# What this task involves:
Show every line from the items below that contains the string "surveillance". Treat the match as case-sensitive.

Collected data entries

_ _ _ _ _

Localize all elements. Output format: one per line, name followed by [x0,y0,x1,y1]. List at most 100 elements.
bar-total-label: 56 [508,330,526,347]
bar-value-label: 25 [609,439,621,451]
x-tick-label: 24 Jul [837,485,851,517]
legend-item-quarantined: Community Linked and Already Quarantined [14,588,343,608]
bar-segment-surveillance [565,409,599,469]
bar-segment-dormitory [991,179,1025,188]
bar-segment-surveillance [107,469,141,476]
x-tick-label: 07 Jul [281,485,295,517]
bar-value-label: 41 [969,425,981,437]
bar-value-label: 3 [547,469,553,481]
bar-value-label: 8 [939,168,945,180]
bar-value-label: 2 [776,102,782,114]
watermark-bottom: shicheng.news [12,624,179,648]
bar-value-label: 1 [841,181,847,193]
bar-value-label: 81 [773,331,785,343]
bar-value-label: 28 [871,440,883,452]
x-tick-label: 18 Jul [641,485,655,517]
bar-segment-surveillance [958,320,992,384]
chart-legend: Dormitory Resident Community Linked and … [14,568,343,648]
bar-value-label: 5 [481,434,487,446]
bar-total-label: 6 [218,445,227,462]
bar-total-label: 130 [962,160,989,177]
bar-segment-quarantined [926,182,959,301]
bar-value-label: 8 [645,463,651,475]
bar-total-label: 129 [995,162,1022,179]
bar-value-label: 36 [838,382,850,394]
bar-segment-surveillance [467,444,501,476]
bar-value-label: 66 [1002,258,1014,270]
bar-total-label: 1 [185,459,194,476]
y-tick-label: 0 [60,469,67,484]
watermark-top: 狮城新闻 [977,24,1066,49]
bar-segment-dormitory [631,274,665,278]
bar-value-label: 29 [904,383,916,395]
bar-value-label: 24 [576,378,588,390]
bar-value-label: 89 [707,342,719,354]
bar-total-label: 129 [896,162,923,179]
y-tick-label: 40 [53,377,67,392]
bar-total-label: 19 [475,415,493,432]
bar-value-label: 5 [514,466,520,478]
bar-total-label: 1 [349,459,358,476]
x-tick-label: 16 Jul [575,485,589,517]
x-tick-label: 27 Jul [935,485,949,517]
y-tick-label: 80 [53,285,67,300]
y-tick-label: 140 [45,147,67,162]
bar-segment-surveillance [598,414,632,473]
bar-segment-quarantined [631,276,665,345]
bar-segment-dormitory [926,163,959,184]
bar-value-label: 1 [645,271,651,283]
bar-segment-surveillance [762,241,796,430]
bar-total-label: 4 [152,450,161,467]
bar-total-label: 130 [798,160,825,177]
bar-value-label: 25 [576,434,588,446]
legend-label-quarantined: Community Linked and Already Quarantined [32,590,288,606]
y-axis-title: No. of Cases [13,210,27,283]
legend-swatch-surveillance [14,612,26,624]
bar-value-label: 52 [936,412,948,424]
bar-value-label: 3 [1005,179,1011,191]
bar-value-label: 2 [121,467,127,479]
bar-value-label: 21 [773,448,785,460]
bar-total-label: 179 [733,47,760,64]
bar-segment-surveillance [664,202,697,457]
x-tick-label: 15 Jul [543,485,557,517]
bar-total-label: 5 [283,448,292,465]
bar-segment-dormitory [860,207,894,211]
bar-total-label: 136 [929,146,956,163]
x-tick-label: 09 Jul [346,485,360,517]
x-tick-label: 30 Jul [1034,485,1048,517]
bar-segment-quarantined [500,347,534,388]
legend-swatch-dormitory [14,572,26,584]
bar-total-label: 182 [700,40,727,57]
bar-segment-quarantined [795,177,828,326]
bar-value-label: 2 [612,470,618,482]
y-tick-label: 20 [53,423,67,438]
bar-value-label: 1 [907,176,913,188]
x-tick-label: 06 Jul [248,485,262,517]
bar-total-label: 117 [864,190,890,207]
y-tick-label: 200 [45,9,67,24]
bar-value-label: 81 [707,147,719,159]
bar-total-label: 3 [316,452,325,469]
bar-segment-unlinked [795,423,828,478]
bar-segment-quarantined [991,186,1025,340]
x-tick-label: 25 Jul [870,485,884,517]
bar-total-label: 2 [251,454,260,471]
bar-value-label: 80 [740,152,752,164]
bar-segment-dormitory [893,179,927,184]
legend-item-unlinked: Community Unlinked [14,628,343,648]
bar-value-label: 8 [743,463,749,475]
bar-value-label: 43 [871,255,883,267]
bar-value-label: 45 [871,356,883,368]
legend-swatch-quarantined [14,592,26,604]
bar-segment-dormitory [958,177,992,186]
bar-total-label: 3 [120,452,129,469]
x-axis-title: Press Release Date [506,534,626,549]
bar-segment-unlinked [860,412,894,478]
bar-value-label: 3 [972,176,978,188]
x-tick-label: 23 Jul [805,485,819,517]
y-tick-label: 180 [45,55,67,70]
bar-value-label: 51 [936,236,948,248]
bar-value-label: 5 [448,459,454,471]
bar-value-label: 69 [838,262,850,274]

_ _ _ _ _

# Task response:
bar-segment-surveillance [565,409,599,469]
bar-segment-surveillance [107,469,141,476]
bar-segment-surveillance [958,320,992,384]
bar-segment-surveillance [467,444,501,476]
bar-segment-surveillance [598,414,632,473]
bar-segment-surveillance [762,241,796,430]
legend-swatch-surveillance [14,612,26,624]
bar-segment-surveillance [664,202,697,457]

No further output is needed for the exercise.